TO DO> Repeat the whole of the data, keeping every detail the same.

PROVIDED RECORDS>
****

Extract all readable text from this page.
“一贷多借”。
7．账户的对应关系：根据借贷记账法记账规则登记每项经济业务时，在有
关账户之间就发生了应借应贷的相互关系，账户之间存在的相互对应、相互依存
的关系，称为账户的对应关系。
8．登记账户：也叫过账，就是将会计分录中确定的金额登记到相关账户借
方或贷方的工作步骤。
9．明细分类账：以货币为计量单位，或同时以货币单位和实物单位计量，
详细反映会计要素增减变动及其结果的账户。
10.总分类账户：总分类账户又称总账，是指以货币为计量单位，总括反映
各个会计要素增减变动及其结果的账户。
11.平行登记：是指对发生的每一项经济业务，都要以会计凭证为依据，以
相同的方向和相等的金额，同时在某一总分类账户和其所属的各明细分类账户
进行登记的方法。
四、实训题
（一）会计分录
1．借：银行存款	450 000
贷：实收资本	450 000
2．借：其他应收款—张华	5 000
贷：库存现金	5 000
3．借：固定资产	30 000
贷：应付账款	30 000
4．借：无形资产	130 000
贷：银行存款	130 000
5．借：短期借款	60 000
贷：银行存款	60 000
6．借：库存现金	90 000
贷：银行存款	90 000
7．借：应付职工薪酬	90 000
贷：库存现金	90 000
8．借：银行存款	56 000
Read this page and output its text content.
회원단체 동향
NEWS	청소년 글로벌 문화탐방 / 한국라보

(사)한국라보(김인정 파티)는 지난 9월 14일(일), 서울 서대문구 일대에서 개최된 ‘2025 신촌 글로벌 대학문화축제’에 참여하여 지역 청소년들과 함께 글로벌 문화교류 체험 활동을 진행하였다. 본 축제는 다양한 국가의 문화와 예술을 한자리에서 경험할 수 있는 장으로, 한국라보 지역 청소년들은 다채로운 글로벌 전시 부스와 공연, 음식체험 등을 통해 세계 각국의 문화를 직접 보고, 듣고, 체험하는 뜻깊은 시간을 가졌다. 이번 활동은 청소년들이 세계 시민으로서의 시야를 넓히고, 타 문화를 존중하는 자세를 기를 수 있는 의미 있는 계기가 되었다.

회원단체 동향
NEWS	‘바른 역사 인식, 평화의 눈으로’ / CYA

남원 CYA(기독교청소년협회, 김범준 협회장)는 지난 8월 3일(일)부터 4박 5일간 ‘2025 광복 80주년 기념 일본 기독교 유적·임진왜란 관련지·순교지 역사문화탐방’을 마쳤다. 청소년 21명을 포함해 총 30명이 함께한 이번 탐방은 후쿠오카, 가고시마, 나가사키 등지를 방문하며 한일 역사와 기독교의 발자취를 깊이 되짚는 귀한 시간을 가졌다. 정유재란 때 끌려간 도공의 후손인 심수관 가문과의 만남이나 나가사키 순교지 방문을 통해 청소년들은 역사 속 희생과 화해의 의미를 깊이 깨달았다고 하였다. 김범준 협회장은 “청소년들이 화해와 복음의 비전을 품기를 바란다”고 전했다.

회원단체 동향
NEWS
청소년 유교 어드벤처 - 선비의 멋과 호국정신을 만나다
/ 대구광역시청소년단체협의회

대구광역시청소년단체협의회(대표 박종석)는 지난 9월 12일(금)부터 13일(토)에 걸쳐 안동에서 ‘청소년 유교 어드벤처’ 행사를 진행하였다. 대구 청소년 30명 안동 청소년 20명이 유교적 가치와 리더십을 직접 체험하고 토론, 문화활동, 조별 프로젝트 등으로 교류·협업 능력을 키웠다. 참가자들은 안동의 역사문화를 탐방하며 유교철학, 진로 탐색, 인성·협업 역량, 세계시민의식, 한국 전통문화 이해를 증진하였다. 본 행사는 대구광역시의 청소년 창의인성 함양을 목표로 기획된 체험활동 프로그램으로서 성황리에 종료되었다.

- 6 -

****

RESULT OF THE EXERCISE>
Extract all readable text from this page.
“一贷多借”。
7．账户的对应关系：根据借贷记账法记账规则登记每项经济业务时，在有
关账户之间就发生了应借应贷的相互关系，账户之间存在的相互对应、相互依存
的关系，称为账户的对应关系。
8．登记账户：也叫过账，就是将会计分录中确定的金额登记到相关账户借
方或贷方的工作步骤。
9．明细分类账：以货币为计量单位，或同时以货币单位和实物单位计量，
详细反映会计要素增减变动及其结果的账户。
10.总分类账户：总分类账户又称总账，是指以货币为计量单位，总括反映
各个会计要素增减变动及其结果的账户。
11.平行登记：是指对发生的每一项经济业务，都要以会计凭证为依据，以
相同的方向和相等的金额，同时在某一总分类账户和其所属的各明细分类账户
进行登记的方法。
四、实训题
（一）会计分录
1．借：银行存款	450 000
贷：实收资本	450 000
2．借：其他应收款—张华	5 000
贷：库存现金	5 000
3．借：固定资产	30 000
贷：应付账款	30 000
4．借：无形资产	130 000
贷：银行存款	130 000
5．借：短期借款	60 000
贷：银行存款	60 000
6．借：库存现金	90 000
贷：银行存款	90 000
7．借：应付职工薪酬	90 000
贷：库存现金	90 000
8．借：银行存款	56 000
Read this page and output its text content.
회원단체 동향
NEWS	청소년 글로벌 문화탐방 / 한국라보

(사)한국라보(김인정 파티)는 지난 9월 14일(일), 서울 서대문구 일대에서 개최된 ‘2025 신촌 글로벌 대학문화축제’에 참여하여 지역 청소년들과 함께 글로벌 문화교류 체험 활동을 진행하였다. 본 축제는 다양한 국가의 문화와 예술을 한자리에서 경험할 수 있는 장으로, 한국라보 지역 청소년들은 다채로운 글로벌 전시 부스와 공연, 음식체험 등을 통해 세계 각국의 문화를 직접 보고, 듣고, 체험하는 뜻깊은 시간을 가졌다. 이번 활동은 청소년들이 세계 시민으로서의 시야를 넓히고, 타 문화를 존중하는 자세를 기를 수 있는 의미 있는 계기가 되었다.

회원단체 동향
NEWS	‘바른 역사 인식, 평화의 눈으로’ / CYA

남원 CYA(기독교청소년협회, 김범준 협회장)는 지난 8월 3일(일)부터 4박 5일간 ‘2025 광복 80주년 기념 일본 기독교 유적·임진왜란 관련지·순교지 역사문화탐방’을 마쳤다. 청소년 21명을 포함해 총 30명이 함께한 이번 탐방은 후쿠오카, 가고시마, 나가사키 등지를 방문하며 한일 역사와 기독교의 발자취를 깊이 되짚는 귀한 시간을 가졌다. 정유재란 때 끌려간 도공의 후손인 심수관 가문과의 만남이나 나가사키 순교지 방문을 통해 청소년들은 역사 속 희생과 화해의 의미를 깊이 깨달았다고 하였다. 김범준 협회장은 “청소년들이 화해와 복음의 비전을 품기를 바란다”고 전했다.

회원단체 동향
NEWS
청소년 유교 어드벤처 - 선비의 멋과 호국정신을 만나다
/ 대구광역시청소년단체협의회

대구광역시청소년단체협의회(대표 박종석)는 지난 9월 12일(금)부터 13일(토)에 걸쳐 안동에서 ‘청소년 유교 어드벤처’ 행사를 진행하였다. 대구 청소년 30명 안동 청소년 20명이 유교적 가치와 리더십을 직접 체험하고 토론, 문화활동, 조별 프로젝트 등으로 교류·협업 능력을 키웠다. 참가자들은 안동의 역사문화를 탐방하며 유교철학, 진로 탐색, 인성·협업 역량, 세계시민의식, 한국 전통문화 이해를 증진하였다. 본 행사는 대구광역시의 청소년 창의인성 함양을 목표로 기획된 체험활동 프로그램으로서 성황리에 종료되었다.

- 6 -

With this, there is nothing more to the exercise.